■ **Given task**:
Copy all of the material word for word, except for the pictures.
━━━━━ Input records
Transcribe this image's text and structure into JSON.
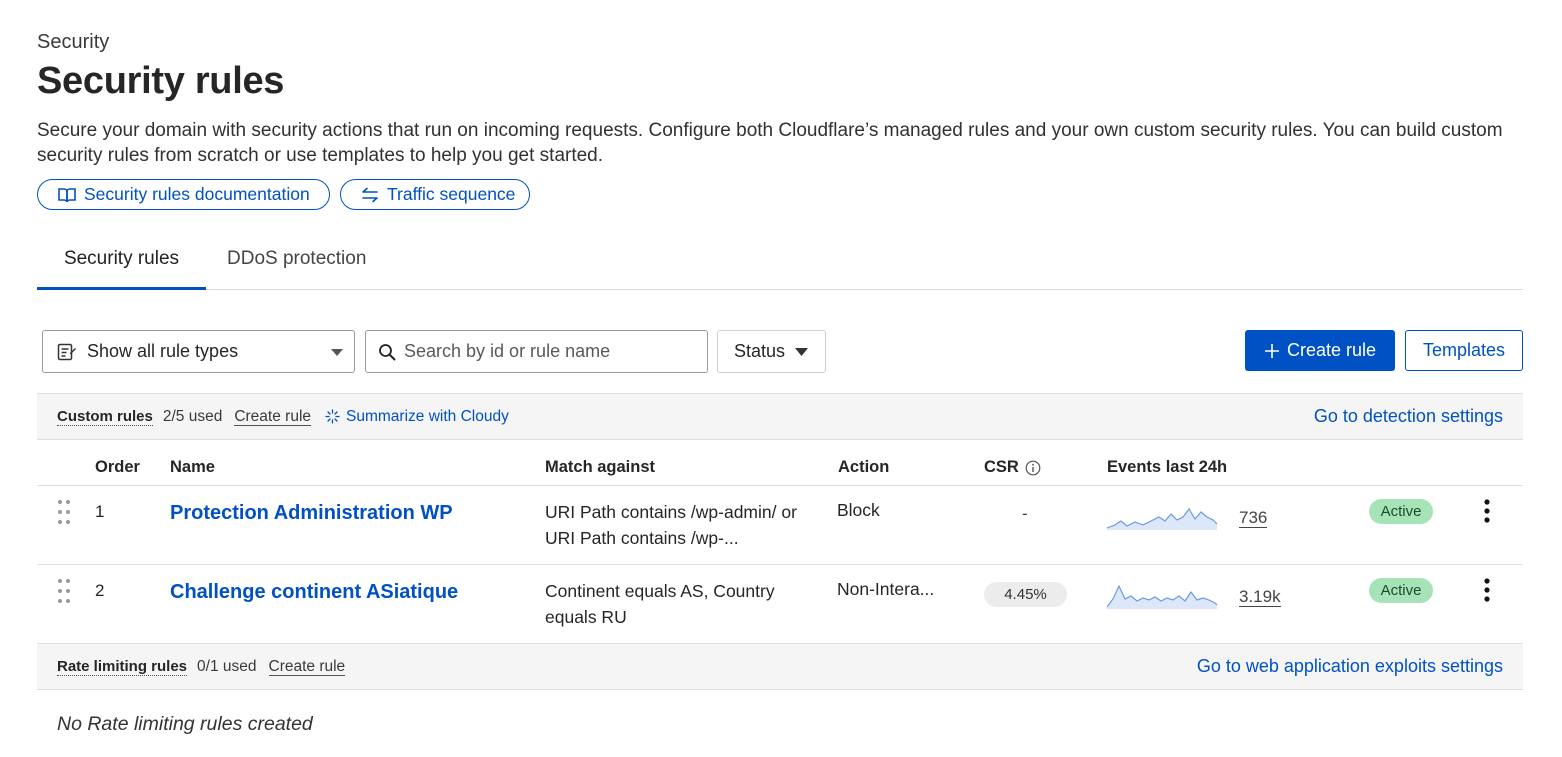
{
  "header": {
    "breadcrumb": "Security",
    "title": "Security rules",
    "description": "Secure your domain with security actions that run on incoming requests. Configure both Cloudflare’s managed rules and your own custom security rules. You can build custom security rules from scratch or use templates to help you get started."
  },
  "links": {
    "docs": "Security rules documentation",
    "traffic": "Traffic sequence"
  },
  "tabs": [
    {
      "label": "Security rules",
      "active": true
    },
    {
      "label": "DDoS protection",
      "active": false
    }
  ],
  "toolbar": {
    "rule_type_value": "Show all rule types",
    "search_placeholder": "Search by id or rule name",
    "status_label": "Status",
    "create_label": "Create rule",
    "templates_label": "Templates"
  },
  "custom_rules": {
    "title": "Custom rules",
    "used": "2/5 used",
    "create": "Create rule",
    "summarize": "Summarize with Cloudy",
    "settings_link": "Go to detection settings"
  },
  "columns": {
    "order": "Order",
    "name": "Name",
    "match": "Match against",
    "action": "Action",
    "csr": "CSR",
    "events": "Events last 24h"
  },
  "rows": [
    {
      "order": "1",
      "name": "Protection Administration WP",
      "match": "URI Path contains /wp-admin/ or URI Path contains /wp-...",
      "action": "Block",
      "csr": "-",
      "events": "736",
      "status": "Active"
    },
    {
      "order": "2",
      "name": "Challenge continent ASiatique",
      "match": "Continent equals AS, Country equals RU",
      "action": "Non-Intera...",
      "csr": "4.45%",
      "events": "3.19k",
      "status": "Active"
    }
  ],
  "rate_limiting": {
    "title": "Rate limiting rules",
    "used": "0/1 used",
    "create": "Create rule",
    "settings_link": "Go to web application exploits settings",
    "empty": "No Rate limiting rules created"
  },
  "colors": {
    "accent": "#0051c3",
    "active_badge": "#a6e4b7",
    "sparkline": "#6a9ae0"
  }
}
━━━━━━━━━━
■ **Task answer**:
Transcribe this image's text and structure into JSON.
{
  "header": {
    "breadcrumb": "Security",
    "title": "Security rules",
    "description": "Secure your domain with security actions that run on incoming requests. Configure both Cloudflare’s managed rules and your own custom security rules. You can build custom security rules from scratch or use templates to help you get started."
  },
  "links": {
    "docs": "Security rules documentation",
    "traffic": "Traffic sequence"
  },
  "tabs": [
    {
      "label": "Security rules",
      "active": true
    },
    {
      "label": "DDoS protection",
      "active": false
    }
  ],
  "toolbar": {
    "rule_type_value": "Show all rule types",
    "search_placeholder": "Search by id or rule name",
    "status_label": "Status",
    "create_label": "Create rule",
    "templates_label": "Templates"
  },
  "custom_rules": {
    "title": "Custom rules",
    "used": "2/5 used",
    "create": "Create rule",
    "summarize": "Summarize with Cloudy",
    "settings_link": "Go to detection settings"
  },
  "columns": {
    "order": "Order",
    "name": "Name",
    "match": "Match against",
    "action": "Action",
    "csr": "CSR",
    "events": "Events last 24h"
  },
  "rows": [
    {
      "order": "1",
      "name": "Protection Administration WP",
      "match": "URI Path contains /wp-admin/ or URI Path contains /wp-...",
      "action": "Block",
      "csr": "-",
      "events": "736",
      "status": "Active"
    },
    {
      "order": "2",
      "name": "Challenge continent ASiatique",
      "match": "Continent equals AS, Country equals RU",
      "action": "Non-Intera...",
      "csr": "4.45%",
      "events": "3.19k",
      "status": "Active"
    }
  ],
  "rate_limiting": {
    "title": "Rate limiting rules",
    "used": "0/1 used",
    "create": "Create rule",
    "settings_link": "Go to web application exploits settings",
    "empty": "No Rate limiting rules created"
  },
  "colors": {
    "accent": "#0051c3",
    "active_badge": "#a6e4b7",
    "sparkline": "#6a9ae0"
  }
}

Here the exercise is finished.